THE TASK
Output the data exactly, with every line intact.

= = = = =

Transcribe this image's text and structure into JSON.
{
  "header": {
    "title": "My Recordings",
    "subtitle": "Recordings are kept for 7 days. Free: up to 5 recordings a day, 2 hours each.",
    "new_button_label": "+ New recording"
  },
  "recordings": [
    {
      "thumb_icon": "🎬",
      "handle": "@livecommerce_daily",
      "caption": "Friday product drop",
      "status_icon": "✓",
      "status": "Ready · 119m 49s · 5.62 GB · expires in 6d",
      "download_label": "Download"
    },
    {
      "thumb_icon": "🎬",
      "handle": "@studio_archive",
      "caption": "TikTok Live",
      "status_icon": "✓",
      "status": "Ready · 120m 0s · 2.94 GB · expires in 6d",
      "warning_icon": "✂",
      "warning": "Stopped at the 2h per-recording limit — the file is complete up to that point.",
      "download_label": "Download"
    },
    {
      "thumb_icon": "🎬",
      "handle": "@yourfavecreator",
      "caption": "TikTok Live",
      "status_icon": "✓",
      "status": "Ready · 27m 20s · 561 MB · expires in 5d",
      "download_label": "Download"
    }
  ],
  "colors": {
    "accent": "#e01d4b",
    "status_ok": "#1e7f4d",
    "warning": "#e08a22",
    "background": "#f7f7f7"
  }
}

= = = = =

EXERCISE OUTPUT
Transcribe this image's text and structure into JSON.
{
  "header": {
    "title": "My Recordings",
    "subtitle": "Recordings are kept for 7 days. Free: up to 5 recordings a day, 2 hours each.",
    "new_button_label": "+ New recording"
  },
  "recordings": [
    {
      "thumb_icon": "🎬",
      "handle": "@livecommerce_daily",
      "caption": "Friday product drop",
      "status_icon": "✓",
      "status": "Ready · 119m 49s · 5.62 GB · expires in 6d",
      "download_label": "Download"
    },
    {
      "thumb_icon": "🎬",
      "handle": "@studio_archive",
      "caption": "TikTok Live",
      "status_icon": "✓",
      "status": "Ready · 120m 0s · 2.94 GB · expires in 6d",
      "warning_icon": "✂",
      "warning": "Stopped at the 2h per-recording limit — the file is complete up to that point.",
      "download_label": "Download"
    },
    {
      "thumb_icon": "🎬",
      "handle": "@yourfavecreator",
      "caption": "TikTok Live",
      "status_icon": "✓",
      "status": "Ready · 27m 20s · 561 MB · expires in 5d",
      "download_label": "Download"
    }
  ],
  "colors": {
    "accent": "#e01d4b",
    "status_ok": "#1e7f4d",
    "warning": "#e08a22",
    "background": "#f7f7f7"
  }
}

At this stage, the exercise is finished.